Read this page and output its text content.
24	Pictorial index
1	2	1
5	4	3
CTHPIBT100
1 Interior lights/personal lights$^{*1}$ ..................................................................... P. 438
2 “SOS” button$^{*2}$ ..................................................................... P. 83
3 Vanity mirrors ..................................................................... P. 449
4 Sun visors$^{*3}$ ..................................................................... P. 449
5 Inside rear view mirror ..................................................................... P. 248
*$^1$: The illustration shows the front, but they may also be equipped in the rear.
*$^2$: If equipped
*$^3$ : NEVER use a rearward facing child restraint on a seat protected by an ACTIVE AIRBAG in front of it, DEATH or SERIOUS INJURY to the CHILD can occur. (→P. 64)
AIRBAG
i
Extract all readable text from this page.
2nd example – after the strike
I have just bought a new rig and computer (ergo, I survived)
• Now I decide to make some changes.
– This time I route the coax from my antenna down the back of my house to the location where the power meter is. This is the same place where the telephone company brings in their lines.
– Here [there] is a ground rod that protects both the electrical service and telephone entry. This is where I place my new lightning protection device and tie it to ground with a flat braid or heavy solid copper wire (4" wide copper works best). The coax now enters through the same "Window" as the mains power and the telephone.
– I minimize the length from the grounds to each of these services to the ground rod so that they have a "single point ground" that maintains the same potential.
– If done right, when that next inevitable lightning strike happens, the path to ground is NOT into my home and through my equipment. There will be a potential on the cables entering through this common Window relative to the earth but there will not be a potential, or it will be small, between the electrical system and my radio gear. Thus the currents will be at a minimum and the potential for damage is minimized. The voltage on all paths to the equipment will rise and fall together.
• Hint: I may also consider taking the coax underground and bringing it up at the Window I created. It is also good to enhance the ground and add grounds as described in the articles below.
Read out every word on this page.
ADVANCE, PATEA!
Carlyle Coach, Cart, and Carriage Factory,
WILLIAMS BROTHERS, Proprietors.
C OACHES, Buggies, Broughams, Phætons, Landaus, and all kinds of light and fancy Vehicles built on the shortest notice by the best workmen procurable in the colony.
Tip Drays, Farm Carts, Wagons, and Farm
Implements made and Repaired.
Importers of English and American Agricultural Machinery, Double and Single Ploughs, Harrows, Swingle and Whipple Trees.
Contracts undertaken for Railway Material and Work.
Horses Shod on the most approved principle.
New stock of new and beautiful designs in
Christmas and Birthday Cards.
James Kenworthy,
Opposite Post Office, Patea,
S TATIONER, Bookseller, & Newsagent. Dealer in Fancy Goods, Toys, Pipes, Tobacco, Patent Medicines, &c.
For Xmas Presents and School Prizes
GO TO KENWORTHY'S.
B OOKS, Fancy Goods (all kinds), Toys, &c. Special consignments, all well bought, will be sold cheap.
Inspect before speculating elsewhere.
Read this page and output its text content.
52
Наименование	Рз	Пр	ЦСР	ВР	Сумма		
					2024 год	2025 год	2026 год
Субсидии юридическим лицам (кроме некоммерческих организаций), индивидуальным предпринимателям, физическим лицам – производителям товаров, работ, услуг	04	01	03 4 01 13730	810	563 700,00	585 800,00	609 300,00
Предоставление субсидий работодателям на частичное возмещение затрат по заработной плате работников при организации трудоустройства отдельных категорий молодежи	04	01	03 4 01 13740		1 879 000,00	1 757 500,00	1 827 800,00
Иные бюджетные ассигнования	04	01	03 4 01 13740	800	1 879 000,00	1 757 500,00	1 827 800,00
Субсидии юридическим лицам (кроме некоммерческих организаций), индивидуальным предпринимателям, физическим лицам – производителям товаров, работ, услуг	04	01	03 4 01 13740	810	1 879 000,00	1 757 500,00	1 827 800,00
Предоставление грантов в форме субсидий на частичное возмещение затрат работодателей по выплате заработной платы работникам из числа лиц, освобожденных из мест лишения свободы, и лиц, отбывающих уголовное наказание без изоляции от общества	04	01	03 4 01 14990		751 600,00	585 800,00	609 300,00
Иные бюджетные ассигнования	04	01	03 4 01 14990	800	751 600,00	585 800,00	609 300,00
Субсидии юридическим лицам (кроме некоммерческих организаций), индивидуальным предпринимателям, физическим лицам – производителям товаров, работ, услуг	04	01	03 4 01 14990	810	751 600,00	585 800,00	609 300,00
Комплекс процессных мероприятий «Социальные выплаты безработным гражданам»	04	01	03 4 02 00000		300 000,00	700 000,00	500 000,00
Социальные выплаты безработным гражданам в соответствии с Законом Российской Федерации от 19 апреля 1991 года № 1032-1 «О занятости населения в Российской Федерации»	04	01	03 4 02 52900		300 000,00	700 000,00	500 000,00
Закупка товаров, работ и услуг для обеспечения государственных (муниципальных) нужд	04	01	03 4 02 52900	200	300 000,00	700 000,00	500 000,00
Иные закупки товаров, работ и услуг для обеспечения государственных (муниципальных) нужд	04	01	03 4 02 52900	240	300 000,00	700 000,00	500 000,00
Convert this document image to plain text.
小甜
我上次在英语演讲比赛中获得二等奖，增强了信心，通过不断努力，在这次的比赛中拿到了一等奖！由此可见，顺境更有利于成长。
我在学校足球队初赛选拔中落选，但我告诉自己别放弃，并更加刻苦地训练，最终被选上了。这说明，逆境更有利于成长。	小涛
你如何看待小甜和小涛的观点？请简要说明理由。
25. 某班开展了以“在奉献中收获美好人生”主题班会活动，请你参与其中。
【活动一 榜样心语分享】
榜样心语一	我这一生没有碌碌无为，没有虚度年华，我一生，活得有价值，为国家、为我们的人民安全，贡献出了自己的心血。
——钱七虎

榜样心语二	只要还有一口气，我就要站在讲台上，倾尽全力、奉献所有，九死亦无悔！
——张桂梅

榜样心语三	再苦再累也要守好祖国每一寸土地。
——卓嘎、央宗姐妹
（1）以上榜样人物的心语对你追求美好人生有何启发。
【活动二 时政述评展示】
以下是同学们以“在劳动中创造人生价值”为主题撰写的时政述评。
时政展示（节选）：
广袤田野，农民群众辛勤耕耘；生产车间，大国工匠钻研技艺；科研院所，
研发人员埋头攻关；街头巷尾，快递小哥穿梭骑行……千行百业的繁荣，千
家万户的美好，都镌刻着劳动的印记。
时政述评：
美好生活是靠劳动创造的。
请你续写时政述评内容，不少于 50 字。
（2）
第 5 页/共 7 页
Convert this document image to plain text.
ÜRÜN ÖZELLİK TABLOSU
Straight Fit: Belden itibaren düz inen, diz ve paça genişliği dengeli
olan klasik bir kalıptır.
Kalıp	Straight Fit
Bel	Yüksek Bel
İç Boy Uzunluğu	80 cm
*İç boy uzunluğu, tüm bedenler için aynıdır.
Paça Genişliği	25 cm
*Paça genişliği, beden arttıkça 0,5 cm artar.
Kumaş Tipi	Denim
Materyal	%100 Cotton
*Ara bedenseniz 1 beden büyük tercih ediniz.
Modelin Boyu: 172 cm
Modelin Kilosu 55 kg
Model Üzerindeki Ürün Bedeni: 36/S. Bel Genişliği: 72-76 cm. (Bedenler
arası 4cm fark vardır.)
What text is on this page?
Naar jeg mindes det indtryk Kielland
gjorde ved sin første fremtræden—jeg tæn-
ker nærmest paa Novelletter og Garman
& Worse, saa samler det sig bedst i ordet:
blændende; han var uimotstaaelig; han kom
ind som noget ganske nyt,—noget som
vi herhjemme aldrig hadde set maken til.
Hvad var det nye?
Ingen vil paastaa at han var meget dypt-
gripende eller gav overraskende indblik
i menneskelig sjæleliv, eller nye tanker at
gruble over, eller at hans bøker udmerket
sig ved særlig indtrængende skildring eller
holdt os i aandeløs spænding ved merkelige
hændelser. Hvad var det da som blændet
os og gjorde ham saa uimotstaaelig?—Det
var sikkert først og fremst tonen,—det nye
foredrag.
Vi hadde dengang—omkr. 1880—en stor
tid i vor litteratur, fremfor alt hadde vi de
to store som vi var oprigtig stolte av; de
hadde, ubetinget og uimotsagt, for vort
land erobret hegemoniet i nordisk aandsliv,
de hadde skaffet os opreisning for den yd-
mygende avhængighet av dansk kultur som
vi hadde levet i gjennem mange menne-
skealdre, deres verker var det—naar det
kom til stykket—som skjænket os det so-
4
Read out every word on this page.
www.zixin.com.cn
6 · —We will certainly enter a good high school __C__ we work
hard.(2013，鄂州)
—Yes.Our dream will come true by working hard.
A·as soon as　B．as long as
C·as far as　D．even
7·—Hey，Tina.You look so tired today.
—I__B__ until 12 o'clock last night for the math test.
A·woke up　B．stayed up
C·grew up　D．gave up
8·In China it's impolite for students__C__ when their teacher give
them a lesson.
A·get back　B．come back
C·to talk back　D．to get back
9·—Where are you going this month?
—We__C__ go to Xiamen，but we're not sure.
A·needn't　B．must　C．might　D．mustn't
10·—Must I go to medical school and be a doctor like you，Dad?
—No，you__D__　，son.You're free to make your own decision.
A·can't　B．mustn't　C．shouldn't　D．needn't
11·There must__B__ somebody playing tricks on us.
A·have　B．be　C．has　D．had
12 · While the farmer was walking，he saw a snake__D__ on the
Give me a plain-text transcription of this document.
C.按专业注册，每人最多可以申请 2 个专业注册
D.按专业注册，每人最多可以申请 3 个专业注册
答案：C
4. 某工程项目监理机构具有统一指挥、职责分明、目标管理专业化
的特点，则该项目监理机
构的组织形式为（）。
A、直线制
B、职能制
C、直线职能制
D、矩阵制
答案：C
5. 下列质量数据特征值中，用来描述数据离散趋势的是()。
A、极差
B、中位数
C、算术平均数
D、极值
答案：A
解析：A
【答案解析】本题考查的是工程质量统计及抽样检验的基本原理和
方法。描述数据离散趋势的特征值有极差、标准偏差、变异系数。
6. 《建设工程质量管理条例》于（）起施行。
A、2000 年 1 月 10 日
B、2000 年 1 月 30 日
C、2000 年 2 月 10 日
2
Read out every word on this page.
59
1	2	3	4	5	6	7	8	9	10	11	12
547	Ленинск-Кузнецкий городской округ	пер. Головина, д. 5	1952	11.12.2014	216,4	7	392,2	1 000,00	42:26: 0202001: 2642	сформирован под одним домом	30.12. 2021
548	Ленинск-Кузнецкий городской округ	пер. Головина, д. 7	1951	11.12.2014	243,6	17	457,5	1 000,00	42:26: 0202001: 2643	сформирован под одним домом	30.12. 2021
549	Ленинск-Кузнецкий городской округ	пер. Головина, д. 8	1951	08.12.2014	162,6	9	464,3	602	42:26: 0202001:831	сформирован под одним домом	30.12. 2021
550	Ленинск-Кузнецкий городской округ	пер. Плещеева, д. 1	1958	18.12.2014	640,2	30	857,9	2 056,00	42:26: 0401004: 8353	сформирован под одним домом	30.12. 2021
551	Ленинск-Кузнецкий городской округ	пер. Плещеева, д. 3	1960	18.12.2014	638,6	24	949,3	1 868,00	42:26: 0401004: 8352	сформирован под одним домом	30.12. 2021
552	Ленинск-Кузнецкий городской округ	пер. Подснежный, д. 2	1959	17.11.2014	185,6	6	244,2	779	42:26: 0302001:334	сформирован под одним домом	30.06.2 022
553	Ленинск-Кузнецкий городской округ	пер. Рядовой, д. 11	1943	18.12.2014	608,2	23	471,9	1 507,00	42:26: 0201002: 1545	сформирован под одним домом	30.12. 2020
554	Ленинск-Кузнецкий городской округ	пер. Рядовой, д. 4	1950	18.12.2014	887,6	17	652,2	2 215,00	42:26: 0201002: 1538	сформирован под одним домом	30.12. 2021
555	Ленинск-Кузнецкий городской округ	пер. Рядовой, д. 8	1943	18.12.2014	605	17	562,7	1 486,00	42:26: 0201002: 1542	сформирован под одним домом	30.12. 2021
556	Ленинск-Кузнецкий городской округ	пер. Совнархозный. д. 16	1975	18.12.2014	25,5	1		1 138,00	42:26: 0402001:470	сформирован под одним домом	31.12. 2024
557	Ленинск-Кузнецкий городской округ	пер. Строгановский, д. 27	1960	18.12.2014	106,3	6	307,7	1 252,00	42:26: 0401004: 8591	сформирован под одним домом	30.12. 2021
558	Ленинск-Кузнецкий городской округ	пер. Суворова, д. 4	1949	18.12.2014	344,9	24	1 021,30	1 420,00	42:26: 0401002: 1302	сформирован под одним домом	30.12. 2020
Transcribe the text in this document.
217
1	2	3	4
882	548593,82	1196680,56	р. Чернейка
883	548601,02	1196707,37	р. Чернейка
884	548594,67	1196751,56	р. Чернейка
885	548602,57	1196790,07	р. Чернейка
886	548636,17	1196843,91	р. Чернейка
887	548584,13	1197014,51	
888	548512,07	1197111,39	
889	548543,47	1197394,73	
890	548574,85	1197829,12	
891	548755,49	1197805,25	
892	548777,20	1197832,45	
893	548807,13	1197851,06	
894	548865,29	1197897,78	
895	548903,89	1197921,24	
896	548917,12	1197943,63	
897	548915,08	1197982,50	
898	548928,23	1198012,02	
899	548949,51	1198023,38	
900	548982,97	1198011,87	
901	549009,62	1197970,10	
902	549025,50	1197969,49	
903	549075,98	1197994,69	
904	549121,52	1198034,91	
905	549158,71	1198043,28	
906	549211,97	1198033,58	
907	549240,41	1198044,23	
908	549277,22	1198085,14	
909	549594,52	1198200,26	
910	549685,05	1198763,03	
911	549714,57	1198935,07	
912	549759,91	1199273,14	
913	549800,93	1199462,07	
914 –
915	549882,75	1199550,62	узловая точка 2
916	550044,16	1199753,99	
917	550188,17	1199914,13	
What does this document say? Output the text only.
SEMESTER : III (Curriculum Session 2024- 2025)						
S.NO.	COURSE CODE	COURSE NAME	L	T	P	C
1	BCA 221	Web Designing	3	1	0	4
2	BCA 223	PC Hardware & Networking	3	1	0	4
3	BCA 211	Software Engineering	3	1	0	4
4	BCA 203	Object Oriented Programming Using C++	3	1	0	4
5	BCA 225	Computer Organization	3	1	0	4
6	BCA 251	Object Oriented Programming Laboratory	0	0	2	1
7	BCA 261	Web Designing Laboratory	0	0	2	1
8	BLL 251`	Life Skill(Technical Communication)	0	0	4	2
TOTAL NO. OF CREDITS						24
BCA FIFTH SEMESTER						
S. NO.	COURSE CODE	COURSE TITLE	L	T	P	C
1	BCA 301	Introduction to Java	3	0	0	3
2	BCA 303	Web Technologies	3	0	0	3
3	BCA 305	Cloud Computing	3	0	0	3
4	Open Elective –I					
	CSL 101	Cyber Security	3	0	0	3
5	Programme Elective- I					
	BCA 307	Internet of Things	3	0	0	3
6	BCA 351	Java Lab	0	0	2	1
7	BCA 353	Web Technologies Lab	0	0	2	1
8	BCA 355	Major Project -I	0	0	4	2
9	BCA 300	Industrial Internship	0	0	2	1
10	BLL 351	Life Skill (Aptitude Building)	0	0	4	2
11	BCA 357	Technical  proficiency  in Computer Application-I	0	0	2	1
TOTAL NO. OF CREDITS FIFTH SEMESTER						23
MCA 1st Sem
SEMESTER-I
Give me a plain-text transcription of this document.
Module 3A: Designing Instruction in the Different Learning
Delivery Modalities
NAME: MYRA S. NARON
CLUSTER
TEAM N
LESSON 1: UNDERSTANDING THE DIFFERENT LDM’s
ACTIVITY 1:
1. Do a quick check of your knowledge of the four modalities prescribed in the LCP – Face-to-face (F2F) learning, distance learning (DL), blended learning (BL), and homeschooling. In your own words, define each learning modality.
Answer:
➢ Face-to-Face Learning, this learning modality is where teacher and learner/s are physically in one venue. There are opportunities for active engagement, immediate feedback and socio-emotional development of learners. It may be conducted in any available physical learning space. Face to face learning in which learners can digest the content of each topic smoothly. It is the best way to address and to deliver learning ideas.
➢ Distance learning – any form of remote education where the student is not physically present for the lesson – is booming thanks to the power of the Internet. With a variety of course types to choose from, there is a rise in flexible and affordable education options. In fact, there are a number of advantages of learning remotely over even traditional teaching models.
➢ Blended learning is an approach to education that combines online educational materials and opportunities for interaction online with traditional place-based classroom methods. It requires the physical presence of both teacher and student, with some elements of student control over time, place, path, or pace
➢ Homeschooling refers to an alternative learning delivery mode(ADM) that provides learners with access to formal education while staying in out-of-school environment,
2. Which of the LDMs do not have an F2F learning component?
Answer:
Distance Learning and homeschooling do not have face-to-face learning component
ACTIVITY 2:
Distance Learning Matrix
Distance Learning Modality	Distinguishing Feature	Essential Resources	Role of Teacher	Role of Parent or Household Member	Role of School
════════
WHAT IS BEING ASKED:
Select and copy every line of the listing with the word "face".

OUTPUT OF THE TASK:
1. Do a quick check of your knowledge of the four modalities prescribed in the LCP – Face-to-face (F2F) learning, distance learning (DL), blended learning (BL), and homeschooling. In your own words, define each learning modality.
➢ Face-to-Face Learning, this learning modality is where teacher and learner/s are physically in one venue. There are opportunities for active engagement, immediate feedback and socio-emotional development of learners. It may be conducted in any available physical learning space. Face to face learning in which learners can digest the content of each topic smoothly. It is the best way to address and to deliver learning ideas.
Distance Learning and homeschooling do not have face-to-face learning component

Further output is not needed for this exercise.